PAGE EXCERPT:
━━━━

Just as you are starting to wonder whether your toddler is ever going to learn the art of waiting, a major shift in his behavior happens. Along with the development of his reasoning skills comes an understanding that “I can’t have it now, but I can have it later.” Your patience is now going to pay off, because your toddler is finally starting to learn self-control. His ability to pretend means that he has the ability to imagine that things can happen later. His improved sense of time helps him practice using more self-control because he knows he will get what he wants eventually.

You can probably remember that nighttime seemed to go on forever when you were young. Long-distance time is a problem for children of this age—an hour is still an interminable length of time—and “later” may have a different meaning to him than it does to you. So keep this in mind and help him learn.

Guidelines for helping your toddler to wait:

Needless to say that in order for a child to learn to trust in the value of “later,” the adults who are asking him to wait need to honor their promises and do as they say, when they said they would. A toddler who discovers that “later” is code for “never” or “I don’t feel like it” will feel let down and will be less likely to behave nicely in the future.

━━━━

REQUIRED ACTION: Copy the stretch of the toddler-waiting text from "You can probably" through "help him learn.", word for word.

━━━━

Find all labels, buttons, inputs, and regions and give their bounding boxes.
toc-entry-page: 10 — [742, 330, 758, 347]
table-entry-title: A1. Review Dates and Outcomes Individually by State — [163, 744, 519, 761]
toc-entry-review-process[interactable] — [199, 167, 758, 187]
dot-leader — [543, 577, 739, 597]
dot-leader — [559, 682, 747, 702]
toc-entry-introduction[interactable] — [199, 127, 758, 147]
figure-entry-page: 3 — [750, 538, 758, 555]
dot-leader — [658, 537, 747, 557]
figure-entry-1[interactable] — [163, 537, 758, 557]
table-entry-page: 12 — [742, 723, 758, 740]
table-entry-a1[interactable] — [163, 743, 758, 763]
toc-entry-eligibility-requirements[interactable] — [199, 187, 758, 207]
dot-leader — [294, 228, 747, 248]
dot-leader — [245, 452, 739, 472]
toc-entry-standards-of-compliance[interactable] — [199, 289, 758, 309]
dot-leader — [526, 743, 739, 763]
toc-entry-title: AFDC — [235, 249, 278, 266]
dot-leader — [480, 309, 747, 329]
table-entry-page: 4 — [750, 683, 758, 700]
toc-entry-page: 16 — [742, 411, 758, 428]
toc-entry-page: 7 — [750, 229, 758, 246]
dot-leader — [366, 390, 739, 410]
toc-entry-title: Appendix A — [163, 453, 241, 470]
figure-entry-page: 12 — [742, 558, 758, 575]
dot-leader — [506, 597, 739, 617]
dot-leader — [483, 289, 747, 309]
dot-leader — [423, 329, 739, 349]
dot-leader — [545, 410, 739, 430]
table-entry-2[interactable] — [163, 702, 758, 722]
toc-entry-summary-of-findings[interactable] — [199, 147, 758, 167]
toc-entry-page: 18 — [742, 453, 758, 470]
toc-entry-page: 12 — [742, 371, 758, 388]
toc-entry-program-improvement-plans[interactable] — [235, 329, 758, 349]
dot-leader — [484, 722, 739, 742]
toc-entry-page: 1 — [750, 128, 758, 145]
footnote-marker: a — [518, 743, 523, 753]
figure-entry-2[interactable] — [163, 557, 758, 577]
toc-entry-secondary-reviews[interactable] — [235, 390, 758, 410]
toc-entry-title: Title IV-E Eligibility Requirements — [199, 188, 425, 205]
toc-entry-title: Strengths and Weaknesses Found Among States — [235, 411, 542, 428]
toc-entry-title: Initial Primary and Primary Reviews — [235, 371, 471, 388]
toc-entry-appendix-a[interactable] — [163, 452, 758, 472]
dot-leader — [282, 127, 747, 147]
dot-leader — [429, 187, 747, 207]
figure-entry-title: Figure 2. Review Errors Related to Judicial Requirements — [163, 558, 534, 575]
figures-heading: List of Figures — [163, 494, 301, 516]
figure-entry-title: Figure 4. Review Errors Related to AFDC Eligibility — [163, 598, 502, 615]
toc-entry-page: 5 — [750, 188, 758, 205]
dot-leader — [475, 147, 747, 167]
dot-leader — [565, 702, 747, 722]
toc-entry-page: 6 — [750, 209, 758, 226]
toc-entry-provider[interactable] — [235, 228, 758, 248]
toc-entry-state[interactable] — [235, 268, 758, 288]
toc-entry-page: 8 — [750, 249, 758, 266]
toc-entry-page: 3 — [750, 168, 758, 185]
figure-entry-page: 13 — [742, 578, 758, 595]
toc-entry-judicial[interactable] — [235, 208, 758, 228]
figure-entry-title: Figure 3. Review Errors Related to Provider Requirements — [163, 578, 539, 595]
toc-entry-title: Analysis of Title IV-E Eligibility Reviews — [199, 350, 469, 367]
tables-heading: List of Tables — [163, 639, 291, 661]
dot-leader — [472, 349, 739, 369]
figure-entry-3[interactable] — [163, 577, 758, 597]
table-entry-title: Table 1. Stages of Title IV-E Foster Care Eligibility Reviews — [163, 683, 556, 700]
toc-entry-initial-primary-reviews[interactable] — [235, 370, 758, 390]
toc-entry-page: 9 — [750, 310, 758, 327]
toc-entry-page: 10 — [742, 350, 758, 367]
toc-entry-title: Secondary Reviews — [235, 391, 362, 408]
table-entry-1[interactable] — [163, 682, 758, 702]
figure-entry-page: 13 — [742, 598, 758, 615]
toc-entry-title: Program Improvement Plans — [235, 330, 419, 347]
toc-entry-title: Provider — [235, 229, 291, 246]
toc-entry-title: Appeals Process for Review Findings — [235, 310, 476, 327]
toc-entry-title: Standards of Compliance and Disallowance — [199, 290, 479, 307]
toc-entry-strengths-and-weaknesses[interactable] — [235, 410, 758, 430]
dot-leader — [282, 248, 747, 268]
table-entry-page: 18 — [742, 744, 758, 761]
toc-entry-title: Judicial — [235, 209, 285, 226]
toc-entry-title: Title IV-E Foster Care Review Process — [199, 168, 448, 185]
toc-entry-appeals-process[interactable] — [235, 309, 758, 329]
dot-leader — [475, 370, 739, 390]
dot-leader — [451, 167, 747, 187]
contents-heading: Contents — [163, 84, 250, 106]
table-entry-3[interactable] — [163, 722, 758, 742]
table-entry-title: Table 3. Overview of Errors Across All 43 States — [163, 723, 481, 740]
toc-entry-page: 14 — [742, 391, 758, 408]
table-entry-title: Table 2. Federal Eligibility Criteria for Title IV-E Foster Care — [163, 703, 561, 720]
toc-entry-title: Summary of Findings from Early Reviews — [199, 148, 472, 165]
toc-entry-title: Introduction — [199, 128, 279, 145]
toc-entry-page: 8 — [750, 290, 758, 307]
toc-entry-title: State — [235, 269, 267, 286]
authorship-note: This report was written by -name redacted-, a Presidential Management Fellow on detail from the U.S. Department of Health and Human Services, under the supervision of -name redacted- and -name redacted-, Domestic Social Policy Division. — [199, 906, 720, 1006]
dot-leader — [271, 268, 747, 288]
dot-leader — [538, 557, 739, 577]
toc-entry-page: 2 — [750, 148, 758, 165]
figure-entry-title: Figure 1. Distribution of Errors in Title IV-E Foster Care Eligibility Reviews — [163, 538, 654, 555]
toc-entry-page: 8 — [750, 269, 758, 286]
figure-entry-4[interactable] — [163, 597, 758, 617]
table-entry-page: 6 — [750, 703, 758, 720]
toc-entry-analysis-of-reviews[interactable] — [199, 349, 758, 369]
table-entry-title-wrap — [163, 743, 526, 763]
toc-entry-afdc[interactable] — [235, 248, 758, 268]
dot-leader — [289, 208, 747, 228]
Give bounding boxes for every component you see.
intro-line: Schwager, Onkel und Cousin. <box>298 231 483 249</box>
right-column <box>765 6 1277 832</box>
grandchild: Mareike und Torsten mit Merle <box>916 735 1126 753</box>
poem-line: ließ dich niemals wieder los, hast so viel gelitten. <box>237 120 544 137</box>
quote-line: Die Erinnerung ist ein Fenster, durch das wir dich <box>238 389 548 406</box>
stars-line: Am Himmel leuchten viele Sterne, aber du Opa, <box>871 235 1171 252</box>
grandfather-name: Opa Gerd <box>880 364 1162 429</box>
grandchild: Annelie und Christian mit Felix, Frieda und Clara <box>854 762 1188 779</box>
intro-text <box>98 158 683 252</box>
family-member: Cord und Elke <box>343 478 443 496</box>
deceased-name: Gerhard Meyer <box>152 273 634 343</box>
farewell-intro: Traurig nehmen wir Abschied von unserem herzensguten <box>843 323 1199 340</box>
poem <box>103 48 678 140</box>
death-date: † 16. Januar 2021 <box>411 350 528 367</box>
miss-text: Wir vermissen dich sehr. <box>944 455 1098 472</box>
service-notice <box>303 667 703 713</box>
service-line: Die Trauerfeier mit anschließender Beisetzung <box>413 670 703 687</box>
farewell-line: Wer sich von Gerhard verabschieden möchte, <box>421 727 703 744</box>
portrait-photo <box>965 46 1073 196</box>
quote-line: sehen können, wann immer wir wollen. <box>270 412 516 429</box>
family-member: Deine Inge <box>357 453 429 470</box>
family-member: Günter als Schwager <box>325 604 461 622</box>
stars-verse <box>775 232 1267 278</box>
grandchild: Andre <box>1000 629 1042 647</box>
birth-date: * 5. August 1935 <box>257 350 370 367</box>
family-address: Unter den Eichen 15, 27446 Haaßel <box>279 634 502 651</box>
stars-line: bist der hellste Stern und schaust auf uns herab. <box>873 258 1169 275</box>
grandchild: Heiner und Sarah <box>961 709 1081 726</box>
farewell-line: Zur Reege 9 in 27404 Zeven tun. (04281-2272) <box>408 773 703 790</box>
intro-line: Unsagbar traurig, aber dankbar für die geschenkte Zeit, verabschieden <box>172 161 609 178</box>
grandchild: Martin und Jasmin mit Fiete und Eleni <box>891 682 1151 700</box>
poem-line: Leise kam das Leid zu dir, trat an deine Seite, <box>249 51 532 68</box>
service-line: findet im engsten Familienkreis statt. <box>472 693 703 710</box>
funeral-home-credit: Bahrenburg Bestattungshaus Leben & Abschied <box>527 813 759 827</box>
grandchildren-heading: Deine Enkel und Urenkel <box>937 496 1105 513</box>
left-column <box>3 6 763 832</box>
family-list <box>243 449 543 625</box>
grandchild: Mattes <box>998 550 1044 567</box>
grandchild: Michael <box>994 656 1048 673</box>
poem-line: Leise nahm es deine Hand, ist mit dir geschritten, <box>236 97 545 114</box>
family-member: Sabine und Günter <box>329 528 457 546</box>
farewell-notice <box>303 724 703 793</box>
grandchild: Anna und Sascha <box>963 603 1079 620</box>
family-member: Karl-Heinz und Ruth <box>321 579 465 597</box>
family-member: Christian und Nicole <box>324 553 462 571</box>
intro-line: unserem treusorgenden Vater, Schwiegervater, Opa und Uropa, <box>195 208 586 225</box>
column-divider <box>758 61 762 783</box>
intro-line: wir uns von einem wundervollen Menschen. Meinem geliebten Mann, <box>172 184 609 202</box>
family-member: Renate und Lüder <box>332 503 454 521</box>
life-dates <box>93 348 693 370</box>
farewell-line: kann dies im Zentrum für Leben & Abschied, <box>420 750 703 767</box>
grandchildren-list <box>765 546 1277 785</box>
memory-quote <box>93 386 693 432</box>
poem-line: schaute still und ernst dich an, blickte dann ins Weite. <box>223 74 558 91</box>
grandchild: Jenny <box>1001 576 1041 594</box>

━━━━

ANSWER SECTION:
You can probably remember that nighttime seemed to go on forever when you were young. Long-distance time is a problem for children of this age—an hour is still an interminable length of time—and “later” may have a different meaning to him than it does to you. So keep this in mind and help him learn.